- [Problem to work on]: Gather up every line from the entries below that uses the word "JSON".

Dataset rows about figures
+++
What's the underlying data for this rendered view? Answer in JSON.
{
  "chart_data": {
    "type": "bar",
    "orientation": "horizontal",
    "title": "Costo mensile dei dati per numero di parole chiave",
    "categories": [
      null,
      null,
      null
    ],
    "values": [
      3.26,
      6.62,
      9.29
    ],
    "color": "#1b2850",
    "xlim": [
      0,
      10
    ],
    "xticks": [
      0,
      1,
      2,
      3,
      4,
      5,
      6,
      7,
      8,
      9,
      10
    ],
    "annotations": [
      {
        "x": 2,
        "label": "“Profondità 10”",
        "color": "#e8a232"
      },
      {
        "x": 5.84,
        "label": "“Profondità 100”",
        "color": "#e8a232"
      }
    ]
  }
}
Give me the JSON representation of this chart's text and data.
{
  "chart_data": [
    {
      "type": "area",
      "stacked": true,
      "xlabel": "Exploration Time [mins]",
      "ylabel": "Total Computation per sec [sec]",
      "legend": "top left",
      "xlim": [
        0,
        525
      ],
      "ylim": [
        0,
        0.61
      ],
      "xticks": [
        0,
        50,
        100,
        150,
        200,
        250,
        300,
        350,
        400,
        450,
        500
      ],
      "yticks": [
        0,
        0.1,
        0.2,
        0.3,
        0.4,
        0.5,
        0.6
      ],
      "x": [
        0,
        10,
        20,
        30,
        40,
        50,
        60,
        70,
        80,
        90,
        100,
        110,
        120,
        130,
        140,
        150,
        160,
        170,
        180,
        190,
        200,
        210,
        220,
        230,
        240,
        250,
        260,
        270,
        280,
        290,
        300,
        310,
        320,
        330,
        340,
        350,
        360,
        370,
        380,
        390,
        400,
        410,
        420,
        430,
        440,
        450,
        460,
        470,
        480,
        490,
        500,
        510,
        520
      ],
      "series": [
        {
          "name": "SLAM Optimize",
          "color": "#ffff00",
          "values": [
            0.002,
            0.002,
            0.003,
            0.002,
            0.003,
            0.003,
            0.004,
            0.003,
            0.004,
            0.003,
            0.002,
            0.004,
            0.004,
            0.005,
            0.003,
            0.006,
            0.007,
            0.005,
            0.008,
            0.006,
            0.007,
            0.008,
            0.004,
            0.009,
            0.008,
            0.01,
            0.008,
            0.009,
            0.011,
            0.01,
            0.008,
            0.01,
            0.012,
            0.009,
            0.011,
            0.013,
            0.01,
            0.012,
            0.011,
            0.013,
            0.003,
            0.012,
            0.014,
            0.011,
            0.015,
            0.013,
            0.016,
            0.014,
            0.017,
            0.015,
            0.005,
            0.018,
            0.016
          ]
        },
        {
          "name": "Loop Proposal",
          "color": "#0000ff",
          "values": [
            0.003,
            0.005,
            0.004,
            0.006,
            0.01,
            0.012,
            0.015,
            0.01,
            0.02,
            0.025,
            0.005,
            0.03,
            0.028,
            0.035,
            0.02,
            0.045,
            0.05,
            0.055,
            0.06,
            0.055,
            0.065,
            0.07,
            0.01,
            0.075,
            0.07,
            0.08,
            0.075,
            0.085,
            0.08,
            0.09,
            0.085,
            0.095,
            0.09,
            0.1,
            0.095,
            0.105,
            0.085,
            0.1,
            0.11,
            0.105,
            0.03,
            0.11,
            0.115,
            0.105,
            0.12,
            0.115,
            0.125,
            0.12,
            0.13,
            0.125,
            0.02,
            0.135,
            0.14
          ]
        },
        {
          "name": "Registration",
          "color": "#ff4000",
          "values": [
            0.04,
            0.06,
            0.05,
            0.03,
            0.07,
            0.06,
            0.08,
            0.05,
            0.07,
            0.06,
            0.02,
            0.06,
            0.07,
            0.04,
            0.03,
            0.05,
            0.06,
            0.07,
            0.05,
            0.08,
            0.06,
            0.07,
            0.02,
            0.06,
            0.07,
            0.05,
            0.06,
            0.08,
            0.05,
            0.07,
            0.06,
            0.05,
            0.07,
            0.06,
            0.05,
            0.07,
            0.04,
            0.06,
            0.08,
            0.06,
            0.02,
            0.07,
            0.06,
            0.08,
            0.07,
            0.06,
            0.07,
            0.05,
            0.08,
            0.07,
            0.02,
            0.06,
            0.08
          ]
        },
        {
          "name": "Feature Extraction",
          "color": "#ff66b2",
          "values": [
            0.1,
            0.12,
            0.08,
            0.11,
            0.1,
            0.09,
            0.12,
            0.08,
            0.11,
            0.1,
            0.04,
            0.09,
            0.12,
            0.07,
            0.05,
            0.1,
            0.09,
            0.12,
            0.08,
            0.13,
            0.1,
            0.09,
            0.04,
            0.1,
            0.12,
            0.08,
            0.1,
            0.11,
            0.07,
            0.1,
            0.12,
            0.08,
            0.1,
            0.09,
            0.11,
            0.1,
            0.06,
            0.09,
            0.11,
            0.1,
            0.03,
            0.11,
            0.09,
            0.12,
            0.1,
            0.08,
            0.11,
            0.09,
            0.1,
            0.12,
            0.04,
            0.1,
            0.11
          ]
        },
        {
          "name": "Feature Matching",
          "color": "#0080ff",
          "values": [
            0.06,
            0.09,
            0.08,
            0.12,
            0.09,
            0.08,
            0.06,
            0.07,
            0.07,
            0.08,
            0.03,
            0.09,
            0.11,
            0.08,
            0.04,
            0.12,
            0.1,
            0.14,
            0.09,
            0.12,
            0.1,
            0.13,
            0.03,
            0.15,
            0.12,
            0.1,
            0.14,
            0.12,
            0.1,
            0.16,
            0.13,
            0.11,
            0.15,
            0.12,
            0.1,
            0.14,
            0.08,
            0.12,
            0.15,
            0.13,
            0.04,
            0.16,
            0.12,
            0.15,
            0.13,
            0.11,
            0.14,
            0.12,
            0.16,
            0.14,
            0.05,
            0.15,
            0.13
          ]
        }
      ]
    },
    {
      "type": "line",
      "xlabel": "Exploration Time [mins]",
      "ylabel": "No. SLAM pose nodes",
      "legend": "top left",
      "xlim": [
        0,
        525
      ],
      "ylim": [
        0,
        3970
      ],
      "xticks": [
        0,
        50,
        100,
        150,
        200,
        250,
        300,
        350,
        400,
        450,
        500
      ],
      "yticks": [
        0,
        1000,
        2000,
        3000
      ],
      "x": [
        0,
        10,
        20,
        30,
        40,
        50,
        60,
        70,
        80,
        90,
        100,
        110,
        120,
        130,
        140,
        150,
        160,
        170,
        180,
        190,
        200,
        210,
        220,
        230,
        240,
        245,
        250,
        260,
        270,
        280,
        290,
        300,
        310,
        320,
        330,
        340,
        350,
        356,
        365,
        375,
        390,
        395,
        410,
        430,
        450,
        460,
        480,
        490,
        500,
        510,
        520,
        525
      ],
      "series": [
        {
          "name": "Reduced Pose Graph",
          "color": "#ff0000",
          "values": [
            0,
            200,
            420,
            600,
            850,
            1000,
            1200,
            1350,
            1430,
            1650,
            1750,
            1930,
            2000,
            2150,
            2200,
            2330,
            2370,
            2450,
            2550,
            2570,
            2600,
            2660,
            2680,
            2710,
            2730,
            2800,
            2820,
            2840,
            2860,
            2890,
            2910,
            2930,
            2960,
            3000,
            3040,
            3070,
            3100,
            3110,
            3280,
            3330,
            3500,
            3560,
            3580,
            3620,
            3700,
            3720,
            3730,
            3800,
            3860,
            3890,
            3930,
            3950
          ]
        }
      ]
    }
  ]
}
+++
- [Worked answer]:
What's the underlying data for this rendered view? Answer in JSON.
Give me the JSON representation of this chart's text and data.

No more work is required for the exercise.